** What is required **
Return the number of lines holding "highlight", with nothing added.

** Supplied material **

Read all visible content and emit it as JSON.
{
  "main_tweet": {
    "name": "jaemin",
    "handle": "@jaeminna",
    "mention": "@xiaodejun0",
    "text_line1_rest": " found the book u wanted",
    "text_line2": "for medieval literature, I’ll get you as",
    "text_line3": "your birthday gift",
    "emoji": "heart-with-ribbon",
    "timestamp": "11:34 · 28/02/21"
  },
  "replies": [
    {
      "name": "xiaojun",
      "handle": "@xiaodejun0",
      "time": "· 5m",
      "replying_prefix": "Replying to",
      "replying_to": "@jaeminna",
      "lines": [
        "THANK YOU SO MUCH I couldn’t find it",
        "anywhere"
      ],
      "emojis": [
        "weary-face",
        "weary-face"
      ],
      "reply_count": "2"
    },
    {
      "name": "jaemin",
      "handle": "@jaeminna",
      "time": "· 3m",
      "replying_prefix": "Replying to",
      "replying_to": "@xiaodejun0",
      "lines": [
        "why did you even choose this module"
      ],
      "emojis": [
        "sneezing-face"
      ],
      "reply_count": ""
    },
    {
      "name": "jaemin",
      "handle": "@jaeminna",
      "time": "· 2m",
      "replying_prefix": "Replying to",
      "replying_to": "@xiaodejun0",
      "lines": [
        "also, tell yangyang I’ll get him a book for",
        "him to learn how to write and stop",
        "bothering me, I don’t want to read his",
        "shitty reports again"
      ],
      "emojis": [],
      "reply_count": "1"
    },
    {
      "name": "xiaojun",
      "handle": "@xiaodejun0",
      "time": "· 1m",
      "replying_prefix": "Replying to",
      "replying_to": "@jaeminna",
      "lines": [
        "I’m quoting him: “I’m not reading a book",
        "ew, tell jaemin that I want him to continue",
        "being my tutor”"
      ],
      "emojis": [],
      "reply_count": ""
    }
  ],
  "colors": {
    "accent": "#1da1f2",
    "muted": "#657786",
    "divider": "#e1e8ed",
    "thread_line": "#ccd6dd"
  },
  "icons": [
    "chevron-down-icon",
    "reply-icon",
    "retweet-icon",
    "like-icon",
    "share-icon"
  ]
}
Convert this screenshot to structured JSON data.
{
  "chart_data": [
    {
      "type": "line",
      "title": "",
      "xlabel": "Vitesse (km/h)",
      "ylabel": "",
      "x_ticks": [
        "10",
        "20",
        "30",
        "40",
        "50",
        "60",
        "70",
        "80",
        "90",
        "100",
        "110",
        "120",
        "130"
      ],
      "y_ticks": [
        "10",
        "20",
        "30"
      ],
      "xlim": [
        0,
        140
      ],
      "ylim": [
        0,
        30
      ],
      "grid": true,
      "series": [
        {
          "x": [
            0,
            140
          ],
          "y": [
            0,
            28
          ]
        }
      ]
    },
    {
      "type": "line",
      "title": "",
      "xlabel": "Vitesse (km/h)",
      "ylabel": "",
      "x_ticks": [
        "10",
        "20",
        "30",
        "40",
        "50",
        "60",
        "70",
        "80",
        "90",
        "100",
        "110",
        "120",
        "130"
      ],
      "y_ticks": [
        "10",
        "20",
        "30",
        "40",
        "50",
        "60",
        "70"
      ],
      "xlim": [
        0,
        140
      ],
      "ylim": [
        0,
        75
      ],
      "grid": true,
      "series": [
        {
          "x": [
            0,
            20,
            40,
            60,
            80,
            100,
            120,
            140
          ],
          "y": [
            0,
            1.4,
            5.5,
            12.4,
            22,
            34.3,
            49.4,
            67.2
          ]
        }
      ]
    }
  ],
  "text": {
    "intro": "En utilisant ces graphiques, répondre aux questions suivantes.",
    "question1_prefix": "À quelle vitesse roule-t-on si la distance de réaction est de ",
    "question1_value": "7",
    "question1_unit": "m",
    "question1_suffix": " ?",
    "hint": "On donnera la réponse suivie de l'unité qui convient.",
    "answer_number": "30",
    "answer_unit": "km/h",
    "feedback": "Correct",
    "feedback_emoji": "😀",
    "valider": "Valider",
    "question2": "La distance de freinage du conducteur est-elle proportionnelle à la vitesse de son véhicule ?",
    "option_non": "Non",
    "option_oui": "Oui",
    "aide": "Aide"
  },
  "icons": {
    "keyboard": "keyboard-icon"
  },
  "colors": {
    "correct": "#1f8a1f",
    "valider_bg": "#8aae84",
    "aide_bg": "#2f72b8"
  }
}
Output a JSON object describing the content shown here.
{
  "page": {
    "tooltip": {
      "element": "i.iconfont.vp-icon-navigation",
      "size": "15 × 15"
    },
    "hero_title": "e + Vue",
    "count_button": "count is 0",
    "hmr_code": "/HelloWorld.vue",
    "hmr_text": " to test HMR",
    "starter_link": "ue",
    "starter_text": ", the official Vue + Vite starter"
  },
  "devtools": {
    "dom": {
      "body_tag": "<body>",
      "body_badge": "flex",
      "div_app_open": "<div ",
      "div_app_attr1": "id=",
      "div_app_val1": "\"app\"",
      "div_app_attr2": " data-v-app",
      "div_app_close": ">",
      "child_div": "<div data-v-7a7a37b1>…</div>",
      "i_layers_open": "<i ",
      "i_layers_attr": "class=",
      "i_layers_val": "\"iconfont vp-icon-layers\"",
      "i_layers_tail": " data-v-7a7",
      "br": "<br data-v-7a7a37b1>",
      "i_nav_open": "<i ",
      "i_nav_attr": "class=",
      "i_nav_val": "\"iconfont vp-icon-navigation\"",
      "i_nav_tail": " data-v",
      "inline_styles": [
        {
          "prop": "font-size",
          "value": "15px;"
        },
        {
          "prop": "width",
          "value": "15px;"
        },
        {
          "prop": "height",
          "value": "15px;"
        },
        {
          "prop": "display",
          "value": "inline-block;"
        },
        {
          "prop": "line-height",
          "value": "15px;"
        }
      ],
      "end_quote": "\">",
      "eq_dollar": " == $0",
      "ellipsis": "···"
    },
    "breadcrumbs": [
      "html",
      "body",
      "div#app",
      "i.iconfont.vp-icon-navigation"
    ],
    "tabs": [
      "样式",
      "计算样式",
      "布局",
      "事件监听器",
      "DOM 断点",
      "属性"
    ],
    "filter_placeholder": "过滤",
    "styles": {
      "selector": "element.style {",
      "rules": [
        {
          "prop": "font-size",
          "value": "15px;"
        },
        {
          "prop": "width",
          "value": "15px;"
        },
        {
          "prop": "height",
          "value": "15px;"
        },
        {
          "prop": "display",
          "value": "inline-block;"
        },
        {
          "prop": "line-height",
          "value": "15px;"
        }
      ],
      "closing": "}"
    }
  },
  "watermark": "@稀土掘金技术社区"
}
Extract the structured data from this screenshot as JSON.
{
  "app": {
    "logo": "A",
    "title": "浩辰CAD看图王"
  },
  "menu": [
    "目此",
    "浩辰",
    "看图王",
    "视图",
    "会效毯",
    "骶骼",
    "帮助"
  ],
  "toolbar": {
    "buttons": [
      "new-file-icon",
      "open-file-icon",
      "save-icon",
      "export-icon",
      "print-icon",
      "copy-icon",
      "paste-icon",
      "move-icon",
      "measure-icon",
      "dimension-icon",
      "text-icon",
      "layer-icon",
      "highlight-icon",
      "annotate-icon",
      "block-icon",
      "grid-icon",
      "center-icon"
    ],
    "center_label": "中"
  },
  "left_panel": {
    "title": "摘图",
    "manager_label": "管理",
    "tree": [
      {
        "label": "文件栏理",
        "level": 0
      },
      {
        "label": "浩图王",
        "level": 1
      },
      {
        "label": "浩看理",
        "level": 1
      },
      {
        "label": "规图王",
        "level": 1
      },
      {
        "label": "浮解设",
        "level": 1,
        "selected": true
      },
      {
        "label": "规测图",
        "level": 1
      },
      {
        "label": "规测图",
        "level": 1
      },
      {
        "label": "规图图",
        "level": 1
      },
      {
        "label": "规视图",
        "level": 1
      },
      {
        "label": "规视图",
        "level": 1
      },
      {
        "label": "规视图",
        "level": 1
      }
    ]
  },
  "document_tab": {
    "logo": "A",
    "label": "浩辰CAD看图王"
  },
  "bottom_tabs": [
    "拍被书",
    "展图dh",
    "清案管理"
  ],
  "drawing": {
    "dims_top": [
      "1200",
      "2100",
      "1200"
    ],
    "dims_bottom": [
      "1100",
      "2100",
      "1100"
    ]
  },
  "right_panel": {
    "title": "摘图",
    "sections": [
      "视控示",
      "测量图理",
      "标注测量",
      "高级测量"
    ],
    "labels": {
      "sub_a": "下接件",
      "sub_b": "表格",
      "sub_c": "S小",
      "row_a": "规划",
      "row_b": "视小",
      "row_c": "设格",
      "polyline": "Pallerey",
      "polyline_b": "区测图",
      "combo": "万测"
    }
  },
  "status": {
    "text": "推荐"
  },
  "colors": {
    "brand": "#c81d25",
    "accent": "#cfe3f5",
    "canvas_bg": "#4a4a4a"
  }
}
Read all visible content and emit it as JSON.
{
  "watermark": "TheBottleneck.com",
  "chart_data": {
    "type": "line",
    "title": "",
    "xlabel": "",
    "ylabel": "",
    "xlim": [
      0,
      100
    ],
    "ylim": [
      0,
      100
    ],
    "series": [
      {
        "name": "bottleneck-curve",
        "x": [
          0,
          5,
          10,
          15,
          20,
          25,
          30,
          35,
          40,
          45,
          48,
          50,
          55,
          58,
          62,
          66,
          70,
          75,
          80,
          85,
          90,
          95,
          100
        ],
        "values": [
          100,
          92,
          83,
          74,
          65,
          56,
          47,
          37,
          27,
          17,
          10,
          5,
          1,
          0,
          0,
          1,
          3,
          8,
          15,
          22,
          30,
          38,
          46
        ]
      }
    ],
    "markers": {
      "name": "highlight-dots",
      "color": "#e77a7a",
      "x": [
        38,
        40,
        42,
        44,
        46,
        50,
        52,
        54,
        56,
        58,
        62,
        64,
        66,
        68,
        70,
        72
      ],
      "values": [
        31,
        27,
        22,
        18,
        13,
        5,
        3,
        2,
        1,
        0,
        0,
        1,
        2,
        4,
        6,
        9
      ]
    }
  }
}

** Output **
2